» **TASK DIRECTIONS**
Records follow. Pull out every line that contains "lazy".

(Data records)

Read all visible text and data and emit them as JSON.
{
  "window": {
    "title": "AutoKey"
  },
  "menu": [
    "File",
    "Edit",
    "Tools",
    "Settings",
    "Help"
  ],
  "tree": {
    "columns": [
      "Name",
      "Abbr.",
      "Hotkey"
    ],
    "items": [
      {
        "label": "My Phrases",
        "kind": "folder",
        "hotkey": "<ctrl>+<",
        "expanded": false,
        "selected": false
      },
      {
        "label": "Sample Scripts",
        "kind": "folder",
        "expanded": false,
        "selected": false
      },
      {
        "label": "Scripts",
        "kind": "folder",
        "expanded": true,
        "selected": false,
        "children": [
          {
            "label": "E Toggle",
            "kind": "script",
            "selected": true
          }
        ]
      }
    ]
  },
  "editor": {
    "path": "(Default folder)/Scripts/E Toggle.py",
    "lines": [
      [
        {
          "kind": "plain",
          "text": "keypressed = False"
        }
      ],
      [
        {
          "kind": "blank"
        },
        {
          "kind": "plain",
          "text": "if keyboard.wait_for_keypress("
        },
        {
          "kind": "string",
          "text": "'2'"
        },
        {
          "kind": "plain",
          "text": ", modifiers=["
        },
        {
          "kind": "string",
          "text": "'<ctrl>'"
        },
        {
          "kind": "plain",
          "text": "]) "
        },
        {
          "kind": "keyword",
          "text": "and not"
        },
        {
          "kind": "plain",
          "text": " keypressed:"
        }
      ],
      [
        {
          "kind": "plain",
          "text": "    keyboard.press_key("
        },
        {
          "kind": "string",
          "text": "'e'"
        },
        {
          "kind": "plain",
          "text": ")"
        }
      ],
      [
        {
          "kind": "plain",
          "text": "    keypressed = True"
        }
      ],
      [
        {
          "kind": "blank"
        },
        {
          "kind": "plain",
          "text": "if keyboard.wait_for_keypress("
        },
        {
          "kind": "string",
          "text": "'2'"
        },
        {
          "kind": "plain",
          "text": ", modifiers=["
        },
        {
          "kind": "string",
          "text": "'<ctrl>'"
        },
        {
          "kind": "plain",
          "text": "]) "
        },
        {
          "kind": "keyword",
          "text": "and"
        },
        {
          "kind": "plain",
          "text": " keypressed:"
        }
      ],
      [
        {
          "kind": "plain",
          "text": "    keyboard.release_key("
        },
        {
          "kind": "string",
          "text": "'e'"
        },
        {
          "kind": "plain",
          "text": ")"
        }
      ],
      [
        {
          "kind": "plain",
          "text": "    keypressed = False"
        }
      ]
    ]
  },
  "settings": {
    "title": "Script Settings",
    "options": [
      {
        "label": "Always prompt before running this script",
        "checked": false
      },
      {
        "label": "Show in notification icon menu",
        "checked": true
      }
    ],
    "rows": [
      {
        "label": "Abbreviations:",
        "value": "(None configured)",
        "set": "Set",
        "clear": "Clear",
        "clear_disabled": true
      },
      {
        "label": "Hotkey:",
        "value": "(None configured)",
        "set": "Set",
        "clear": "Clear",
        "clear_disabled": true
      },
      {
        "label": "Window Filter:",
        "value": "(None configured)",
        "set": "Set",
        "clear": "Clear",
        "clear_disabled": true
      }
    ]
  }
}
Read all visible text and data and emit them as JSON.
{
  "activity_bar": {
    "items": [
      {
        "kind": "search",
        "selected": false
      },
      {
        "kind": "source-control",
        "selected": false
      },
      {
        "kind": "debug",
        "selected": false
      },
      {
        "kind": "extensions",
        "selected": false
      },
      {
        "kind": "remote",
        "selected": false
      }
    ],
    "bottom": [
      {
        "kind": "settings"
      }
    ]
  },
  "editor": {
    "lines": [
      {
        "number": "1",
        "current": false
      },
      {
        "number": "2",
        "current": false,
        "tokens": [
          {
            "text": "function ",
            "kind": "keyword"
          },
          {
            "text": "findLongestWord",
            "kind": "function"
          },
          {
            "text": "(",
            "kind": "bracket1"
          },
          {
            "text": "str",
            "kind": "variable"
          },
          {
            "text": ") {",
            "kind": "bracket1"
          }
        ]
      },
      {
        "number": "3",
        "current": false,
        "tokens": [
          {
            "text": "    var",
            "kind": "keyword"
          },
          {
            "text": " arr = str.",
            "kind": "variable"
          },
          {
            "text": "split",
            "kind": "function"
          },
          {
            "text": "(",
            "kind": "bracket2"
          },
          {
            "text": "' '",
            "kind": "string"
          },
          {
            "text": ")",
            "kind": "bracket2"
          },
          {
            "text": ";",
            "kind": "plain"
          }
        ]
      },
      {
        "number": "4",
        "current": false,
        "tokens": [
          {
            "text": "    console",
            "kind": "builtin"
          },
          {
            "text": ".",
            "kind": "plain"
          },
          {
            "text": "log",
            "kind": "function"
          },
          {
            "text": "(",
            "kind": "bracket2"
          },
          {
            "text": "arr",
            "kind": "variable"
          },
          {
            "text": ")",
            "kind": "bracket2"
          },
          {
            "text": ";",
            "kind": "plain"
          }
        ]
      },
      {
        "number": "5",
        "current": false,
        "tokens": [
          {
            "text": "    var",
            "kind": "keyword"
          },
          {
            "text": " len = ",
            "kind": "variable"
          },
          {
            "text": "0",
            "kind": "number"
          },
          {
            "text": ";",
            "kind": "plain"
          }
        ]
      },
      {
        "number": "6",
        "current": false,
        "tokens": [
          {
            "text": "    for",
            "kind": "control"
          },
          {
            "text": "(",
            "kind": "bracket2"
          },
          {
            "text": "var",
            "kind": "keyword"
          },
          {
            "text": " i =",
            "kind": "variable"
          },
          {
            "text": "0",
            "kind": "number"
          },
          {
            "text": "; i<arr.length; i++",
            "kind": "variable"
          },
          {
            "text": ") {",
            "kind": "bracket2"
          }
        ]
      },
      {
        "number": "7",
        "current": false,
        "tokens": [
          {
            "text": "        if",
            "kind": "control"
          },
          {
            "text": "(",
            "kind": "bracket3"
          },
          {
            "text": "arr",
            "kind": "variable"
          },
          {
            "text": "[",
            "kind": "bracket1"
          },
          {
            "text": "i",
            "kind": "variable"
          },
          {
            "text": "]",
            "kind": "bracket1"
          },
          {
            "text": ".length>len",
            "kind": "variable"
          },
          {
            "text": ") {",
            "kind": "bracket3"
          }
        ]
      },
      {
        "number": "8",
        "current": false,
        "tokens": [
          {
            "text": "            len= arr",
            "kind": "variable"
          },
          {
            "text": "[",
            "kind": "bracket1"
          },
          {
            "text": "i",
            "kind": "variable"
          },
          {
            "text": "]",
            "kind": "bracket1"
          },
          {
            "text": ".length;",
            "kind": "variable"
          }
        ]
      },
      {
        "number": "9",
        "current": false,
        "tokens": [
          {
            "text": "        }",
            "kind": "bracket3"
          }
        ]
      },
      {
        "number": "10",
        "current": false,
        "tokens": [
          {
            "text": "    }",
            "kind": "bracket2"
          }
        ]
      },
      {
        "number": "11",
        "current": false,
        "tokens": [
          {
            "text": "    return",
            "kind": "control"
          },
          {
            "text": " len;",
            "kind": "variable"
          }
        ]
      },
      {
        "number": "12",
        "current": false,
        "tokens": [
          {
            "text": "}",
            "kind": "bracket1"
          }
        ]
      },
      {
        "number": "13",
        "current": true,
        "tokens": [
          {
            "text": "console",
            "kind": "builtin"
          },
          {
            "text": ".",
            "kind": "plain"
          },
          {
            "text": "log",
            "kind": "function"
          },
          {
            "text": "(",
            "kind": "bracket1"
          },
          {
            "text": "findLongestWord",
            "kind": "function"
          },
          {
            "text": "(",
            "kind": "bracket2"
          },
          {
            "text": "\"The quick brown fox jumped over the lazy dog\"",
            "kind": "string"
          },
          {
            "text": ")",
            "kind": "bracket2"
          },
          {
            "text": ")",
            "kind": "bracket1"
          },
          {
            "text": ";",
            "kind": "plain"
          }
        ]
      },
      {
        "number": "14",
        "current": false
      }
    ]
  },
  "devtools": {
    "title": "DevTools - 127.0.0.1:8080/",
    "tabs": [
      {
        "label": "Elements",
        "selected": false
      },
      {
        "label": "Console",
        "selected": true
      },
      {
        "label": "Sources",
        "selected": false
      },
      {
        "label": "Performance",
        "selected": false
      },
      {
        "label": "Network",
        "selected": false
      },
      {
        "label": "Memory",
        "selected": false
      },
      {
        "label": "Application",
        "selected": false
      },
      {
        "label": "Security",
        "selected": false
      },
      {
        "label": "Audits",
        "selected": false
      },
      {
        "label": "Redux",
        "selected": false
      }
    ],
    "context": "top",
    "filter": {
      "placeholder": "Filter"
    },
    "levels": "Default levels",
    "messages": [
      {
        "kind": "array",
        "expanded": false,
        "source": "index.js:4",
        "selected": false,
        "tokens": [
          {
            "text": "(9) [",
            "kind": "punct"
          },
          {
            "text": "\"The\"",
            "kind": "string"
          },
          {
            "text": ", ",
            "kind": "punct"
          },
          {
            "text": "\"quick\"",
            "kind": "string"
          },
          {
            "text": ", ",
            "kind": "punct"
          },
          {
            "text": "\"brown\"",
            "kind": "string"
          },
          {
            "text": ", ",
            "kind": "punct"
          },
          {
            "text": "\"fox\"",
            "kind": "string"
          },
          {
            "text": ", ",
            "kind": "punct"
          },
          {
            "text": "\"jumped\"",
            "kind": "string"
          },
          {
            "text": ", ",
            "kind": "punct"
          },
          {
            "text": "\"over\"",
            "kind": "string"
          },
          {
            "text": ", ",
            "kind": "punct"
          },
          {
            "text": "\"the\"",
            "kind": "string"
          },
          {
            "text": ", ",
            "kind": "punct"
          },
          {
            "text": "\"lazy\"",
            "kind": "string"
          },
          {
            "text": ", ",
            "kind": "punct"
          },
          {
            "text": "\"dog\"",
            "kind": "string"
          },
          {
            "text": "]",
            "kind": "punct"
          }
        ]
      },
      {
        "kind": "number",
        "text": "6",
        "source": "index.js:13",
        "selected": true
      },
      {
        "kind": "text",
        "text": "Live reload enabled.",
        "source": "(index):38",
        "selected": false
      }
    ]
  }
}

» **SOLUTION**
            "text": "\"The quick brown fox jumped over the lazy dog\"",
            "text": "\"lazy\"",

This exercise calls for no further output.